Available data:
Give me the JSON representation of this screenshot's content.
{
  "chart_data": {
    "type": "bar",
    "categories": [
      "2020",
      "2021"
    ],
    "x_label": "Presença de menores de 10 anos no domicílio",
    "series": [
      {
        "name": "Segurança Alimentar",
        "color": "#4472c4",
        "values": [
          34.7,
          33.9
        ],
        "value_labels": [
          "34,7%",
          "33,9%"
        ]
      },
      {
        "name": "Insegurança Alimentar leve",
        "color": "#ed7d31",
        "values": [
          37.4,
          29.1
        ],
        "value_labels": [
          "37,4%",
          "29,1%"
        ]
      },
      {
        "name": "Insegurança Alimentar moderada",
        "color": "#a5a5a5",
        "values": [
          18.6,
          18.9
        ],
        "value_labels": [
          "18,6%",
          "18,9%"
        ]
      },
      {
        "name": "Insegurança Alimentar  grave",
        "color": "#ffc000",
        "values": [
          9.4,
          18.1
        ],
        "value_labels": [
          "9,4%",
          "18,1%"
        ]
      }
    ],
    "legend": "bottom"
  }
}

Exercise brief: Print all the data exactly.

The answer:
Give me the JSON representation of this screenshot's content.
{
  "chart_data": {
    "type": "bar",
    "categories": [
      "2020",
      "2021"
    ],
    "x_label": "Presença de menores de 10 anos no domicílio",
    "series": [
      {
        "name": "Segurança Alimentar",
        "color": "#4472c4",
        "values": [
          34.7,
          33.9
        ],
        "value_labels": [
          "34,7%",
          "33,9%"
        ]
      },
      {
        "name": "Insegurança Alimentar leve",
        "color": "#ed7d31",
        "values": [
          37.4,
          29.1
        ],
        "value_labels": [
          "37,4%",
          "29,1%"
        ]
      },
      {
        "name": "Insegurança Alimentar moderada",
        "color": "#a5a5a5",
        "values": [
          18.6,
          18.9
        ],
        "value_labels": [
          "18,6%",
          "18,9%"
        ]
      },
      {
        "name": "Insegurança Alimentar  grave",
        "color": "#ffc000",
        "values": [
          9.4,
          18.1
        ],
        "value_labels": [
          "9,4%",
          "18,1%"
        ]
      }
    ],
    "legend": "bottom"
  }
}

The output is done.